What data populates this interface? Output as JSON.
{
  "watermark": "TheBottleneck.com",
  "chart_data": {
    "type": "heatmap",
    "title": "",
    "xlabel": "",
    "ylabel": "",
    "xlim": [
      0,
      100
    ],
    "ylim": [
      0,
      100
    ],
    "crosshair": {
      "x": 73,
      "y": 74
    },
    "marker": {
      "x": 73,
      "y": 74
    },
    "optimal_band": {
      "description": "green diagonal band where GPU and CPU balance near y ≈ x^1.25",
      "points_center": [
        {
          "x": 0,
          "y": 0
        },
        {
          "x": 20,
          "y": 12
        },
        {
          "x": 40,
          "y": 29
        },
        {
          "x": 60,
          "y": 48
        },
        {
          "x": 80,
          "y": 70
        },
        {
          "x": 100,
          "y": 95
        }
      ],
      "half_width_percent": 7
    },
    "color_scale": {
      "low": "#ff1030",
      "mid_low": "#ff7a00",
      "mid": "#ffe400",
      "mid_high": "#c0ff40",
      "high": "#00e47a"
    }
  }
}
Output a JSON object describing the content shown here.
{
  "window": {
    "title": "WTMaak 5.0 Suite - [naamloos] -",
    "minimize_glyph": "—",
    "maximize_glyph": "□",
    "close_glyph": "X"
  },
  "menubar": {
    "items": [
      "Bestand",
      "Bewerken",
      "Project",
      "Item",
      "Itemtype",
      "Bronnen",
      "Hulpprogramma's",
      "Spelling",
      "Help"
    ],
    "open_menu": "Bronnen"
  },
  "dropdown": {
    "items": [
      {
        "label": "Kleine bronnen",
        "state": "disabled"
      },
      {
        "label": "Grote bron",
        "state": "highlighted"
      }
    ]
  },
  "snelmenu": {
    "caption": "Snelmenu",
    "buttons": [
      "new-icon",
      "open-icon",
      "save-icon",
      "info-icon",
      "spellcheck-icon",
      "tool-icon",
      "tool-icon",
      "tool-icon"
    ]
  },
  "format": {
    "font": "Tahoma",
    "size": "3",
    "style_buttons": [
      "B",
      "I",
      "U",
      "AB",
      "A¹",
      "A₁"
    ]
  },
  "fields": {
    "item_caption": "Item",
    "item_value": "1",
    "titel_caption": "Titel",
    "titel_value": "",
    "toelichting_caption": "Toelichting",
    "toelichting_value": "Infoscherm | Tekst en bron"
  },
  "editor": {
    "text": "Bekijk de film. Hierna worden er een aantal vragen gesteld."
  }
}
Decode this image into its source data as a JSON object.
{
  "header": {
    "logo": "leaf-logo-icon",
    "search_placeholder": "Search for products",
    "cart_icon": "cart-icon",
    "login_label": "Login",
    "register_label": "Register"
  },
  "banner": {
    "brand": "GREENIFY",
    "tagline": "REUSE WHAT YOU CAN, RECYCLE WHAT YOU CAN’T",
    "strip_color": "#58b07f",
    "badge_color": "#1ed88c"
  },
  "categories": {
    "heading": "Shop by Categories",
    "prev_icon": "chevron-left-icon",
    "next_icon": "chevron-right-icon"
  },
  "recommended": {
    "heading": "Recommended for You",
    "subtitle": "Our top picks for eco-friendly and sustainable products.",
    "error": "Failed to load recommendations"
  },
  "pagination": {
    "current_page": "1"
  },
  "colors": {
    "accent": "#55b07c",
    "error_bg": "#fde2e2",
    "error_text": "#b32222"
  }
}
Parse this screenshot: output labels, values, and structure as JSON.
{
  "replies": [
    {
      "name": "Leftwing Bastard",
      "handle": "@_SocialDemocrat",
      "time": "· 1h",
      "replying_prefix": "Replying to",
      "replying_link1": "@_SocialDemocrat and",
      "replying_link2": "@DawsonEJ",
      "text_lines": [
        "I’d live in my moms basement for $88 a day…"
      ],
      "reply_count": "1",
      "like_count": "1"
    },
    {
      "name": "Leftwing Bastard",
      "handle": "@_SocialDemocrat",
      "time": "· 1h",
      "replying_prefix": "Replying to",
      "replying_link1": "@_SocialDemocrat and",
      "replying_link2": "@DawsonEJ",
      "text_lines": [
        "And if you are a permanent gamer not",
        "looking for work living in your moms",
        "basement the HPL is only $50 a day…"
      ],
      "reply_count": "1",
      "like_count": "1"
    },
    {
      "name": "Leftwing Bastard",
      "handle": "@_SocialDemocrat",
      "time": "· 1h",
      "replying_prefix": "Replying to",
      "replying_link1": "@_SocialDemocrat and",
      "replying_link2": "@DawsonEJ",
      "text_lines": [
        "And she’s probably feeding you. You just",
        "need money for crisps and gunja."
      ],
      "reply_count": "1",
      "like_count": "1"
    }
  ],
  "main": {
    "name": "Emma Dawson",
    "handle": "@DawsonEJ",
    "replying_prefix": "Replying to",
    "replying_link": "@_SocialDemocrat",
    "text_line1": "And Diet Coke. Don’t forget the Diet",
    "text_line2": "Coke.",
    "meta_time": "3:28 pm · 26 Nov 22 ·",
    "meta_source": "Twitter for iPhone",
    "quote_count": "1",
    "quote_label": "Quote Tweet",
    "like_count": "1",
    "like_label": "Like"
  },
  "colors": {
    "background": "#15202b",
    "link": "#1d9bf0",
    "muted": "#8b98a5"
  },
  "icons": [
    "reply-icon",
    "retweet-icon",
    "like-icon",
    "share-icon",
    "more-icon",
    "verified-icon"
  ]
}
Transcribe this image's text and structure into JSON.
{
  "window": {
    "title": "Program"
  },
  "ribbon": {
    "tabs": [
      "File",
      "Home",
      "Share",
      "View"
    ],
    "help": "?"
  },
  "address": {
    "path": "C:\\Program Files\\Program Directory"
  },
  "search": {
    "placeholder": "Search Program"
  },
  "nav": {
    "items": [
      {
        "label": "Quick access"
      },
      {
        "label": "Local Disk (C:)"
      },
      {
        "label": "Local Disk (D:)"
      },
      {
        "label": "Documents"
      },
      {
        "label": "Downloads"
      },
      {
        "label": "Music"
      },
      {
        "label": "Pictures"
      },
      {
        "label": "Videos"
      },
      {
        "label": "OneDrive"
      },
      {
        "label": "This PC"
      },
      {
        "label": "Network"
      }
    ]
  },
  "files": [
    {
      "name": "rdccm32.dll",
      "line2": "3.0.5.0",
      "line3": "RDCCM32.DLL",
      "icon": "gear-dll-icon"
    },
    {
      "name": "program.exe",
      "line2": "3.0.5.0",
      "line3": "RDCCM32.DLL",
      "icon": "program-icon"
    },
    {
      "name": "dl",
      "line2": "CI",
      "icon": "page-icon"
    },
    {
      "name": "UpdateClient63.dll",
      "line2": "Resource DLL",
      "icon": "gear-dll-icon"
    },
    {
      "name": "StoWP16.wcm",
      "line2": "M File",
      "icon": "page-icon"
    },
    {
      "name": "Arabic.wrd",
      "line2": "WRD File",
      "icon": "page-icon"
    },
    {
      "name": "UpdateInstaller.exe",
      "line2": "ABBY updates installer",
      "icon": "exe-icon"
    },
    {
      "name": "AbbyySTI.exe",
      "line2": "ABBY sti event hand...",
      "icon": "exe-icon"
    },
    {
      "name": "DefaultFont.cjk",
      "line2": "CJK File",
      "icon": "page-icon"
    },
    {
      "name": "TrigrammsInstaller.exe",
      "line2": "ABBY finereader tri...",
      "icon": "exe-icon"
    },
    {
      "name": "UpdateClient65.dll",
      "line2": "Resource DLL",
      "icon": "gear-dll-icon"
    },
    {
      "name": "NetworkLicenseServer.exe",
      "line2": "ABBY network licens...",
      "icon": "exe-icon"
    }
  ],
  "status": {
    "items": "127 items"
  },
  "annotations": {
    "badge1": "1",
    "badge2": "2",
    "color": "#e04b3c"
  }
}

• • •

Each line of the material above needs to be quoted exactly, please.

> REPLY:
What data populates this interface? Output as JSON.
{
  "watermark": "TheBottleneck.com",
  "chart_data": {
    "type": "heatmap",
    "title": "",
    "xlabel": "",
    "ylabel": "",
    "xlim": [
      0,
      100
    ],
    "ylim": [
      0,
      100
    ],
    "crosshair": {
      "x": 73,
      "y": 74
    },
    "marker": {
      "x": 73,
      "y": 74
    },
    "optimal_band": {
      "description": "green diagonal band where GPU and CPU balance near y ≈ x^1.25",
      "points_center": [
        {
          "x": 0,
          "y": 0
        },
        {
          "x": 20,
          "y": 12
        },
        {
          "x": 40,
          "y": 29
        },
        {
          "x": 60,
          "y": 48
        },
        {
          "x": 80,
          "y": 70
        },
        {
          "x": 100,
          "y": 95
        }
      ],
      "half_width_percent": 7
    },
    "color_scale": {
      "low": "#ff1030",
      "mid_low": "#ff7a00",
      "mid": "#ffe400",
      "mid_high": "#c0ff40",
      "high": "#00e47a"
    }
  }
}
Output a JSON object describing the content shown here.
{
  "window": {
    "title": "WTMaak 5.0 Suite - [naamloos] -",
    "minimize_glyph": "—",
    "maximize_glyph": "□",
    "close_glyph": "X"
  },
  "menubar": {
    "items": [
      "Bestand",
      "Bewerken",
      "Project",
      "Item",
      "Itemtype",
      "Bronnen",
      "Hulpprogramma's",
      "Spelling",
      "Help"
    ],
    "open_menu": "Bronnen"
  },
  "dropdown": {
    "items": [
      {
        "label": "Kleine bronnen",
        "state": "disabled"
      },
      {
        "label": "Grote bron",
        "state": "highlighted"
      }
    ]
  },
  "snelmenu": {
    "caption": "Snelmenu",
    "buttons": [
      "new-icon",
      "open-icon",
      "save-icon",
      "info-icon",
      "spellcheck-icon",
      "tool-icon",
      "tool-icon",
      "tool-icon"
    ]
  },
  "format": {
    "font": "Tahoma",
    "size": "3",
    "style_buttons": [
      "B",
      "I",
      "U",
      "AB",
      "A¹",
      "A₁"
    ]
  },
  "fields": {
    "item_caption": "Item",
    "item_value": "1",
    "titel_caption": "Titel",
    "titel_value": "",
    "toelichting_caption": "Toelichting",
    "toelichting_value": "Infoscherm | Tekst en bron"
  },
  "editor": {
    "text": "Bekijk de film. Hierna worden er een aantal vragen gesteld."
  }
}
Decode this image into its source data as a JSON object.
{
  "header": {
    "logo": "leaf-logo-icon",
    "search_placeholder": "Search for products",
    "cart_icon": "cart-icon",
    "login_label": "Login",
    "register_label": "Register"
  },
  "banner": {
    "brand": "GREENIFY",
    "tagline": "REUSE WHAT YOU CAN, RECYCLE WHAT YOU CAN’T",
    "strip_color": "#58b07f",
    "badge_color": "#1ed88c"
  },
  "categories": {
    "heading": "Shop by Categories",
    "prev_icon": "chevron-left-icon",
    "next_icon": "chevron-right-icon"
  },
  "recommended": {
    "heading": "Recommended for You",
    "subtitle": "Our top picks for eco-friendly and sustainable products.",
    "error": "Failed to load recommendations"
  },
  "pagination": {
    "current_page": "1"
  },
  "colors": {
    "accent": "#55b07c",
    "error_bg": "#fde2e2",
    "error_text": "#b32222"
  }
}
Parse this screenshot: output labels, values, and structure as JSON.
{
  "replies": [
    {
      "name": "Leftwing Bastard",
      "handle": "@_SocialDemocrat",
      "time": "· 1h",
      "replying_prefix": "Replying to",
      "replying_link1": "@_SocialDemocrat and",
      "replying_link2": "@DawsonEJ",
      "text_lines": [
        "I’d live in my moms basement for $88 a day…"
      ],
      "reply_count": "1",
      "like_count": "1"
    },
    {
      "name": "Leftwing Bastard",
      "handle": "@_SocialDemocrat",
      "time": "· 1h",
      "replying_prefix": "Replying to",
      "replying_link1": "@_SocialDemocrat and",
      "replying_link2": "@DawsonEJ",
      "text_lines": [
        "And if you are a permanent gamer not",
        "looking for work living in your moms",
        "basement the HPL is only $50 a day…"
      ],
      "reply_count": "1",
      "like_count": "1"
    },
    {
      "name": "Leftwing Bastard",
      "handle": "@_SocialDemocrat",
      "time": "· 1h",
      "replying_prefix": "Replying to",
      "replying_link1": "@_SocialDemocrat and",
      "replying_link2": "@DawsonEJ",
      "text_lines": [
        "And she’s probably feeding you. You just",
        "need money for crisps and gunja."
      ],
      "reply_count": "1",
      "like_count": "1"
    }
  ],
  "main": {
    "name": "Emma Dawson",
    "handle": "@DawsonEJ",
    "replying_prefix": "Replying to",
    "replying_link": "@_SocialDemocrat",
    "text_line1": "And Diet Coke. Don’t forget the Diet",
    "text_line2": "Coke.",
    "meta_time": "3:28 pm · 26 Nov 22 ·",
    "meta_source": "Twitter for iPhone",
    "quote_count": "1",
    "quote_label": "Quote Tweet",
    "like_count": "1",
    "like_label": "Like"
  },
  "colors": {
    "background": "#15202b",
    "link": "#1d9bf0",
    "muted": "#8b98a5"
  },
  "icons": [
    "reply-icon",
    "retweet-icon",
    "like-icon",
    "share-icon",
    "more-icon",
    "verified-icon"
  ]
}
Transcribe this image's text and structure into JSON.
{
  "window": {
    "title": "Program"
  },
  "ribbon": {
    "tabs": [
      "File",
      "Home",
      "Share",
      "View"
    ],
    "help": "?"
  },
  "address": {
    "path": "C:\\Program Files\\Program Directory"
  },
  "search": {
    "placeholder": "Search Program"
  },
  "nav": {
    "items": [
      {
        "label": "Quick access"
      },
      {
        "label": "Local Disk (C:)"
      },
      {
        "label": "Local Disk (D:)"
      },
      {
        "label": "Documents"
      },
      {
        "label": "Downloads"
      },
      {
        "label": "Music"
      },
      {
        "label": "Pictures"
      },
      {
        "label": "Videos"
      },
      {
        "label": "OneDrive"
      },
      {
        "label": "This PC"
      },
      {
        "label": "Network"
      }
    ]
  },
  "files": [
    {
      "name": "rdccm32.dll",
      "line2": "3.0.5.0",
      "line3": "RDCCM32.DLL",
      "icon": "gear-dll-icon"
    },
    {
      "name": "program.exe",
      "line2": "3.0.5.0",
      "line3": "RDCCM32.DLL",
      "icon": "program-icon"
    },
    {
      "name": "dl",
      "line2": "CI",
      "icon": "page-icon"
    },
    {
      "name": "UpdateClient63.dll",
      "line2": "Resource DLL",
      "icon": "gear-dll-icon"
    },
    {
      "name": "StoWP16.wcm",
      "line2": "M File",
      "icon": "page-icon"
    },
    {
      "name": "Arabic.wrd",
      "line2": "WRD File",
      "icon": "page-icon"
    },
    {
      "name": "UpdateInstaller.exe",
      "line2": "ABBY updates installer",
      "icon": "exe-icon"
    },
    {
      "name": "AbbyySTI.exe",
      "line2": "ABBY sti event hand...",
      "icon": "exe-icon"
    },
    {
      "name": "DefaultFont.cjk",
      "line2": "CJK File",
      "icon": "page-icon"
    },
    {
      "name": "TrigrammsInstaller.exe",
      "line2": "ABBY finereader tri...",
      "icon": "exe-icon"
    },
    {
      "name": "UpdateClient65.dll",
      "line2": "Resource DLL",
      "icon": "gear-dll-icon"
    },
    {
      "name": "NetworkLicenseServer.exe",
      "line2": "ABBY network licens...",
      "icon": "exe-icon"
    }
  ],
  "status": {
    "items": "127 items"
  },
  "annotations": {
    "badge1": "1",
    "badge2": "2",
    "color": "#e04b3c"
  }
}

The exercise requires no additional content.